> INFORMATION GIVEN
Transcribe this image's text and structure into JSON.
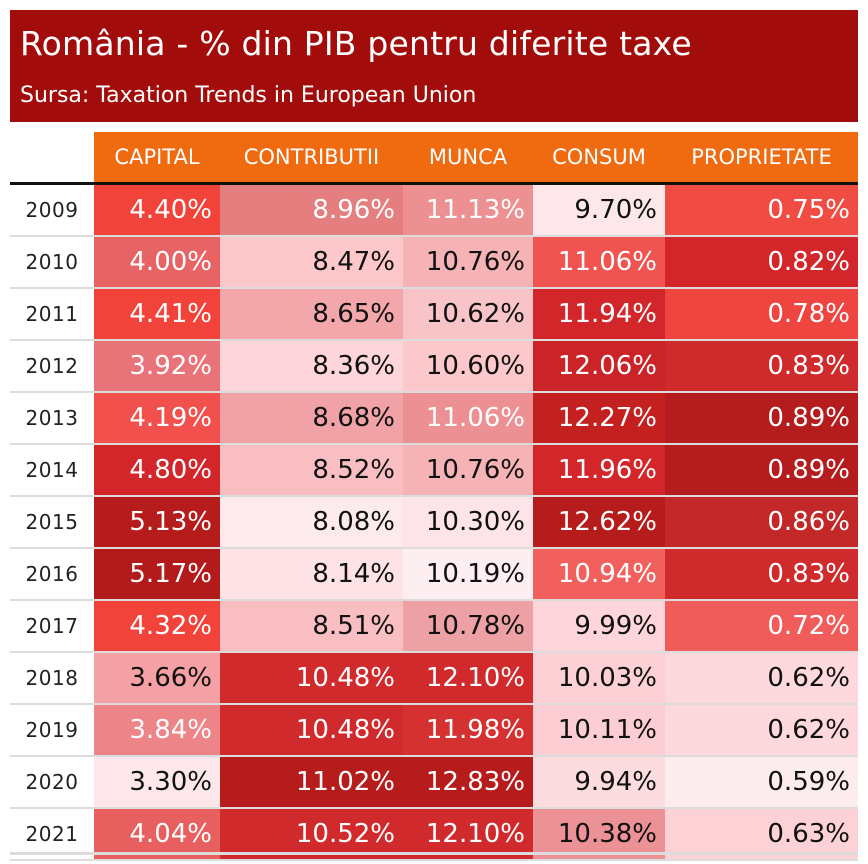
{
  "chart_data": {
    "type": "table",
    "title": "România - % din PIB pentru diferite taxe",
    "subtitle": "Sursa: Taxation Trends in European Union",
    "columns": [
      "CAPITAL",
      "CONTRIBUTII",
      "MUNCA",
      "CONSUM",
      "PROPRIETATE"
    ],
    "rows": [
      {
        "year": "2009",
        "cells": [
          {
            "text": "4.40%",
            "bg": "#f2433a",
            "fg": "#ffffff"
          },
          {
            "text": "8.96%",
            "bg": "#e57f7f",
            "fg": "#ffffff"
          },
          {
            "text": "11.13%",
            "bg": "#ec9092",
            "fg": "#ffffff"
          },
          {
            "text": "9.70%",
            "bg": "#fde7ea",
            "fg": "#111111"
          },
          {
            "text": "0.75%",
            "bg": "#f04c43",
            "fg": "#ffffff"
          }
        ]
      },
      {
        "year": "2010",
        "cells": [
          {
            "text": "4.00%",
            "bg": "#e86464",
            "fg": "#ffffff"
          },
          {
            "text": "8.47%",
            "bg": "#fcc8cc",
            "fg": "#111111"
          },
          {
            "text": "10.76%",
            "bg": "#f6b3b6",
            "fg": "#111111"
          },
          {
            "text": "11.06%",
            "bg": "#ef5450",
            "fg": "#ffffff"
          },
          {
            "text": "0.82%",
            "bg": "#d3262b",
            "fg": "#ffffff"
          }
        ]
      },
      {
        "year": "2011",
        "cells": [
          {
            "text": "4.41%",
            "bg": "#f2433a",
            "fg": "#ffffff"
          },
          {
            "text": "8.65%",
            "bg": "#f4a7ab",
            "fg": "#111111"
          },
          {
            "text": "10.62%",
            "bg": "#f9c4c8",
            "fg": "#111111"
          },
          {
            "text": "11.94%",
            "bg": "#d3262b",
            "fg": "#ffffff"
          },
          {
            "text": "0.78%",
            "bg": "#ee4541",
            "fg": "#ffffff"
          }
        ]
      },
      {
        "year": "2012",
        "cells": [
          {
            "text": "3.92%",
            "bg": "#e87378",
            "fg": "#ffffff"
          },
          {
            "text": "8.36%",
            "bg": "#fdd5da",
            "fg": "#111111"
          },
          {
            "text": "10.60%",
            "bg": "#fcc8cc",
            "fg": "#111111"
          },
          {
            "text": "12.06%",
            "bg": "#ca2429",
            "fg": "#ffffff"
          },
          {
            "text": "0.83%",
            "bg": "#d02b2c",
            "fg": "#ffffff"
          }
        ]
      },
      {
        "year": "2013",
        "cells": [
          {
            "text": "4.19%",
            "bg": "#f1504d",
            "fg": "#ffffff"
          },
          {
            "text": "8.68%",
            "bg": "#f0a2a6",
            "fg": "#111111"
          },
          {
            "text": "11.06%",
            "bg": "#ec9093",
            "fg": "#ffffff"
          },
          {
            "text": "12.27%",
            "bg": "#c4201f",
            "fg": "#ffffff"
          },
          {
            "text": "0.89%",
            "bg": "#b41c1e",
            "fg": "#ffffff"
          }
        ]
      },
      {
        "year": "2014",
        "cells": [
          {
            "text": "4.80%",
            "bg": "#d3262b",
            "fg": "#ffffff"
          },
          {
            "text": "8.52%",
            "bg": "#f9bec2",
            "fg": "#111111"
          },
          {
            "text": "10.76%",
            "bg": "#f6b3b6",
            "fg": "#111111"
          },
          {
            "text": "11.96%",
            "bg": "#d3262b",
            "fg": "#ffffff"
          },
          {
            "text": "0.89%",
            "bg": "#b41c1e",
            "fg": "#ffffff"
          }
        ]
      },
      {
        "year": "2015",
        "cells": [
          {
            "text": "5.13%",
            "bg": "#b71c1c",
            "fg": "#ffffff"
          },
          {
            "text": "8.08%",
            "bg": "#fdeaed",
            "fg": "#111111"
          },
          {
            "text": "10.30%",
            "bg": "#fde4e8",
            "fg": "#111111"
          },
          {
            "text": "12.62%",
            "bg": "#b71c1c",
            "fg": "#ffffff"
          },
          {
            "text": "0.86%",
            "bg": "#c22828",
            "fg": "#ffffff"
          }
        ]
      },
      {
        "year": "2016",
        "cells": [
          {
            "text": "5.17%",
            "bg": "#b31a1c",
            "fg": "#ffffff"
          },
          {
            "text": "8.14%",
            "bg": "#fde2e6",
            "fg": "#111111"
          },
          {
            "text": "10.19%",
            "bg": "#fdeef1",
            "fg": "#111111"
          },
          {
            "text": "10.94%",
            "bg": "#f2605e",
            "fg": "#ffffff"
          },
          {
            "text": "0.83%",
            "bg": "#d02b2c",
            "fg": "#ffffff"
          }
        ]
      },
      {
        "year": "2017",
        "cells": [
          {
            "text": "4.32%",
            "bg": "#f2433a",
            "fg": "#ffffff"
          },
          {
            "text": "8.51%",
            "bg": "#f9bec2",
            "fg": "#111111"
          },
          {
            "text": "10.78%",
            "bg": "#eda1a4",
            "fg": "#111111"
          },
          {
            "text": "9.99%",
            "bg": "#fdd5da",
            "fg": "#111111"
          },
          {
            "text": "0.72%",
            "bg": "#ef5c5a",
            "fg": "#ffffff"
          }
        ]
      },
      {
        "year": "2018",
        "cells": [
          {
            "text": "3.66%",
            "bg": "#f4a0a4",
            "fg": "#111111"
          },
          {
            "text": "10.48%",
            "bg": "#d12a2c",
            "fg": "#ffffff"
          },
          {
            "text": "12.10%",
            "bg": "#d12a2c",
            "fg": "#ffffff"
          },
          {
            "text": "10.03%",
            "bg": "#fcd0d5",
            "fg": "#111111"
          },
          {
            "text": "0.62%",
            "bg": "#fdd8dd",
            "fg": "#111111"
          }
        ]
      },
      {
        "year": "2019",
        "cells": [
          {
            "text": "3.84%",
            "bg": "#ec8488",
            "fg": "#ffffff"
          },
          {
            "text": "10.48%",
            "bg": "#d12a2c",
            "fg": "#ffffff"
          },
          {
            "text": "11.98%",
            "bg": "#d63131",
            "fg": "#ffffff"
          },
          {
            "text": "10.11%",
            "bg": "#fccdd2",
            "fg": "#111111"
          },
          {
            "text": "0.62%",
            "bg": "#fdd8dd",
            "fg": "#111111"
          }
        ]
      },
      {
        "year": "2020",
        "cells": [
          {
            "text": "3.30%",
            "bg": "#fde7ea",
            "fg": "#111111"
          },
          {
            "text": "11.02%",
            "bg": "#b71c1c",
            "fg": "#ffffff"
          },
          {
            "text": "12.83%",
            "bg": "#b71c1c",
            "fg": "#ffffff"
          },
          {
            "text": "9.94%",
            "bg": "#fddcdf",
            "fg": "#111111"
          },
          {
            "text": "0.59%",
            "bg": "#fdecee",
            "fg": "#111111"
          }
        ]
      },
      {
        "year": "2021",
        "cells": [
          {
            "text": "4.04%",
            "bg": "#e85f5f",
            "fg": "#ffffff"
          },
          {
            "text": "10.52%",
            "bg": "#d12a2c",
            "fg": "#ffffff"
          },
          {
            "text": "12.10%",
            "bg": "#d12a2c",
            "fg": "#ffffff"
          },
          {
            "text": "10.38%",
            "bg": "#ec9296",
            "fg": "#111111"
          },
          {
            "text": "0.63%",
            "bg": "#fdd2d7",
            "fg": "#111111"
          }
        ]
      }
    ]
  }
}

> EXERCISE OBJECTIVE
Omit the pictures and reproduce the listing exactly.

> TASK RESULT
Transcribe this image's text and structure into JSON.
{
  "chart_data": {
    "type": "table",
    "title": "România - % din PIB pentru diferite taxe",
    "subtitle": "Sursa: Taxation Trends in European Union",
    "columns": [
      "CAPITAL",
      "CONTRIBUTII",
      "MUNCA",
      "CONSUM",
      "PROPRIETATE"
    ],
    "rows": [
      {
        "year": "2009",
        "cells": [
          {
            "text": "4.40%",
            "bg": "#f2433a",
            "fg": "#ffffff"
          },
          {
            "text": "8.96%",
            "bg": "#e57f7f",
            "fg": "#ffffff"
          },
          {
            "text": "11.13%",
            "bg": "#ec9092",
            "fg": "#ffffff"
          },
          {
            "text": "9.70%",
            "bg": "#fde7ea",
            "fg": "#111111"
          },
          {
            "text": "0.75%",
            "bg": "#f04c43",
            "fg": "#ffffff"
          }
        ]
      },
      {
        "year": "2010",
        "cells": [
          {
            "text": "4.00%",
            "bg": "#e86464",
            "fg": "#ffffff"
          },
          {
            "text": "8.47%",
            "bg": "#fcc8cc",
            "fg": "#111111"
          },
          {
            "text": "10.76%",
            "bg": "#f6b3b6",
            "fg": "#111111"
          },
          {
            "text": "11.06%",
            "bg": "#ef5450",
            "fg": "#ffffff"
          },
          {
            "text": "0.82%",
            "bg": "#d3262b",
            "fg": "#ffffff"
          }
        ]
      },
      {
        "year": "2011",
        "cells": [
          {
            "text": "4.41%",
            "bg": "#f2433a",
            "fg": "#ffffff"
          },
          {
            "text": "8.65%",
            "bg": "#f4a7ab",
            "fg": "#111111"
          },
          {
            "text": "10.62%",
            "bg": "#f9c4c8",
            "fg": "#111111"
          },
          {
            "text": "11.94%",
            "bg": "#d3262b",
            "fg": "#ffffff"
          },
          {
            "text": "0.78%",
            "bg": "#ee4541",
            "fg": "#ffffff"
          }
        ]
      },
      {
        "year": "2012",
        "cells": [
          {
            "text": "3.92%",
            "bg": "#e87378",
            "fg": "#ffffff"
          },
          {
            "text": "8.36%",
            "bg": "#fdd5da",
            "fg": "#111111"
          },
          {
            "text": "10.60%",
            "bg": "#fcc8cc",
            "fg": "#111111"
          },
          {
            "text": "12.06%",
            "bg": "#ca2429",
            "fg": "#ffffff"
          },
          {
            "text": "0.83%",
            "bg": "#d02b2c",
            "fg": "#ffffff"
          }
        ]
      },
      {
        "year": "2013",
        "cells": [
          {
            "text": "4.19%",
            "bg": "#f1504d",
            "fg": "#ffffff"
          },
          {
            "text": "8.68%",
            "bg": "#f0a2a6",
            "fg": "#111111"
          },
          {
            "text": "11.06%",
            "bg": "#ec9093",
            "fg": "#ffffff"
          },
          {
            "text": "12.27%",
            "bg": "#c4201f",
            "fg": "#ffffff"
          },
          {
            "text": "0.89%",
            "bg": "#b41c1e",
            "fg": "#ffffff"
          }
        ]
      },
      {
        "year": "2014",
        "cells": [
          {
            "text": "4.80%",
            "bg": "#d3262b",
            "fg": "#ffffff"
          },
          {
            "text": "8.52%",
            "bg": "#f9bec2",
            "fg": "#111111"
          },
          {
            "text": "10.76%",
            "bg": "#f6b3b6",
            "fg": "#111111"
          },
          {
            "text": "11.96%",
            "bg": "#d3262b",
            "fg": "#ffffff"
          },
          {
            "text": "0.89%",
            "bg": "#b41c1e",
            "fg": "#ffffff"
          }
        ]
      },
      {
        "year": "2015",
        "cells": [
          {
            "text": "5.13%",
            "bg": "#b71c1c",
            "fg": "#ffffff"
          },
          {
            "text": "8.08%",
            "bg": "#fdeaed",
            "fg": "#111111"
          },
          {
            "text": "10.30%",
            "bg": "#fde4e8",
            "fg": "#111111"
          },
          {
            "text": "12.62%",
            "bg": "#b71c1c",
            "fg": "#ffffff"
          },
          {
            "text": "0.86%",
            "bg": "#c22828",
            "fg": "#ffffff"
          }
        ]
      },
      {
        "year": "2016",
        "cells": [
          {
            "text": "5.17%",
            "bg": "#b31a1c",
            "fg": "#ffffff"
          },
          {
            "text": "8.14%",
            "bg": "#fde2e6",
            "fg": "#111111"
          },
          {
            "text": "10.19%",
            "bg": "#fdeef1",
            "fg": "#111111"
          },
          {
            "text": "10.94%",
            "bg": "#f2605e",
            "fg": "#ffffff"
          },
          {
            "text": "0.83%",
            "bg": "#d02b2c",
            "fg": "#ffffff"
          }
        ]
      },
      {
        "year": "2017",
        "cells": [
          {
            "text": "4.32%",
            "bg": "#f2433a",
            "fg": "#ffffff"
          },
          {
            "text": "8.51%",
            "bg": "#f9bec2",
            "fg": "#111111"
          },
          {
            "text": "10.78%",
            "bg": "#eda1a4",
            "fg": "#111111"
          },
          {
            "text": "9.99%",
            "bg": "#fdd5da",
            "fg": "#111111"
          },
          {
            "text": "0.72%",
            "bg": "#ef5c5a",
            "fg": "#ffffff"
          }
        ]
      },
      {
        "year": "2018",
        "cells": [
          {
            "text": "3.66%",
            "bg": "#f4a0a4",
            "fg": "#111111"
          },
          {
            "text": "10.48%",
            "bg": "#d12a2c",
            "fg": "#ffffff"
          },
          {
            "text": "12.10%",
            "bg": "#d12a2c",
            "fg": "#ffffff"
          },
          {
            "text": "10.03%",
            "bg": "#fcd0d5",
            "fg": "#111111"
          },
          {
            "text": "0.62%",
            "bg": "#fdd8dd",
            "fg": "#111111"
          }
        ]
      },
      {
        "year": "2019",
        "cells": [
          {
            "text": "3.84%",
            "bg": "#ec8488",
            "fg": "#ffffff"
          },
          {
            "text": "10.48%",
            "bg": "#d12a2c",
            "fg": "#ffffff"
          },
          {
            "text": "11.98%",
            "bg": "#d63131",
            "fg": "#ffffff"
          },
          {
            "text": "10.11%",
            "bg": "#fccdd2",
            "fg": "#111111"
          },
          {
            "text": "0.62%",
            "bg": "#fdd8dd",
            "fg": "#111111"
          }
        ]
      },
      {
        "year": "2020",
        "cells": [
          {
            "text": "3.30%",
            "bg": "#fde7ea",
            "fg": "#111111"
          },
          {
            "text": "11.02%",
            "bg": "#b71c1c",
            "fg": "#ffffff"
          },
          {
            "text": "12.83%",
            "bg": "#b71c1c",
            "fg": "#ffffff"
          },
          {
            "text": "9.94%",
            "bg": "#fddcdf",
            "fg": "#111111"
          },
          {
            "text": "0.59%",
            "bg": "#fdecee",
            "fg": "#111111"
          }
        ]
      },
      {
        "year": "2021",
        "cells": [
          {
            "text": "4.04%",
            "bg": "#e85f5f",
            "fg": "#ffffff"
          },
          {
            "text": "10.52%",
            "bg": "#d12a2c",
            "fg": "#ffffff"
          },
          {
            "text": "12.10%",
            "bg": "#d12a2c",
            "fg": "#ffffff"
          },
          {
            "text": "10.38%",
            "bg": "#ec9296",
            "fg": "#111111"
          },
          {
            "text": "0.63%",
            "bg": "#fdd2d7",
            "fg": "#111111"
          }
        ]
      }
    ]
  }
}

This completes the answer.